◆ **Record excerpts**:

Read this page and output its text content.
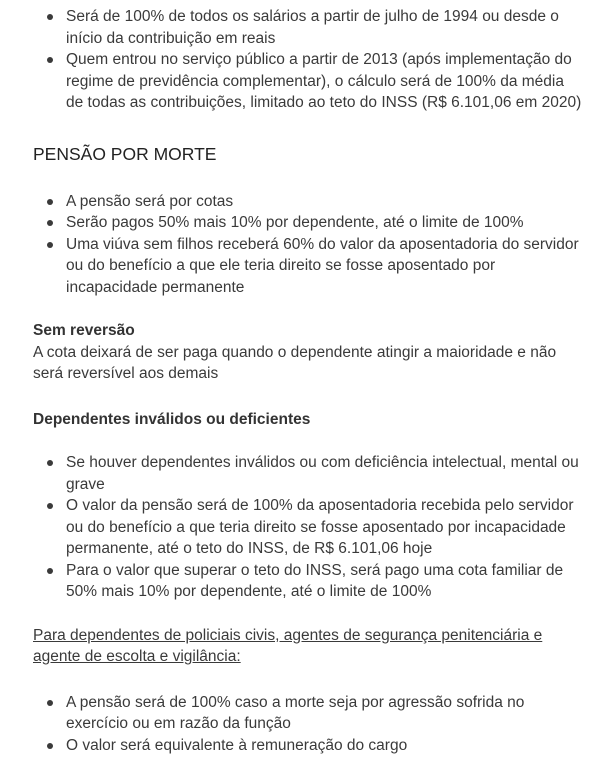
Será de 100% de todos os salários a partir de julho de 1994 ou desde o início da contribuição em reais
Quem entrou no serviço público a partir de 2013 (após implementação do regime de previdência complementar), o cálculo será de 100% da média de todas as contribuições, limitado ao teto do INSS (R$ 6.101,06 em 2020)
PENSÃO POR MORTE
A pensão será por cotas
Serão pagos 50% mais 10% por dependente, até o limite de 100%
Uma viúva sem filhos receberá 60% do valor da aposentadoria do servidor ou do benefício a que ele teria direito se fosse aposentado por incapacidade permanente
Sem reversão

A cota deixará de ser paga quando o dependente atingir a maioridade e não será reversível aos demais

Dependentes inválidos ou deficientes
Se houver dependentes inválidos ou com deficiência intelectual, mental ou grave
O valor da pensão será de 100% da aposentadoria recebida pelo servidor ou do benefício a que teria direito se fosse aposentado por incapacidade permanente, até o teto do INSS, de R$ 6.101,06 hoje
Para o valor que superar o teto do INSS, será pago uma cota familiar de 50% mais 10% por dependente, até o limite de 100%

Para dependentes de policiais civis, agentes de segurança penitenciária e agente de escolta e vigilância:

A pensão será de 100% caso a morte seja por agressão sofrida no exercício ou em razão da função
O valor será equivalente à remuneração do cargo
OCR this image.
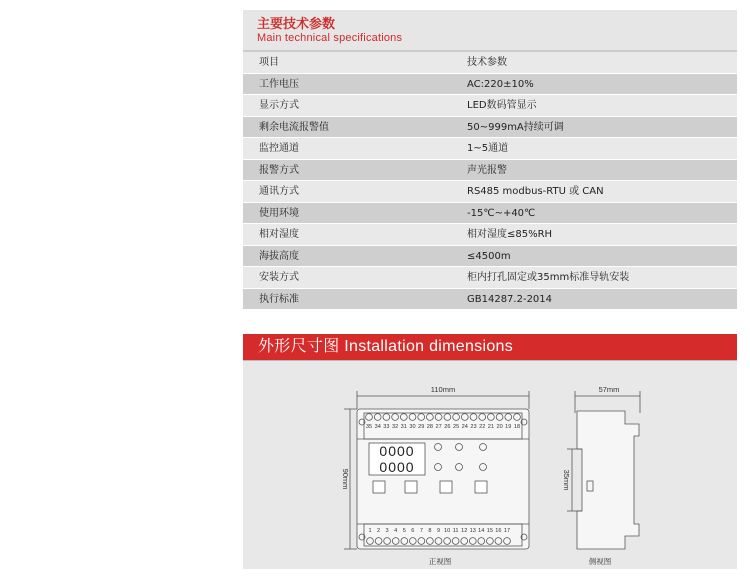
主要技术参数
Main technical specifications
项目	技术参数
工作电压	AC:220±10%
显示方式	LED数码管显示
剩余电流报警值	50~999mA持续可调
监控通道	1~5通道
报警方式	声光报警
通讯方式	RS485 modbus-RTU 或 CAN
使用环境	-15℃~+40℃
相对湿度	相对湿度≤85%RH
海拔高度	≤4500m
安装方式	柜内打孔固定或35mm标准导轨安装
执行标准	GB14287.2-2014
外形尺寸图 Installation dimensions
110mm
90mm
0000
0000
35 34 33 32 31 30 29 28 27 26 25 24 23 22 21 20 19 18
1 2 3 4 5 6 7 8 9 10 11 12 13 14 15 16 17
正视图
57mm
35mm
侧视图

◆ **What to do**:
Using the material above, count the lines containing the word "INSS". Reply with the number alone.

◆ **Answer in full**:
3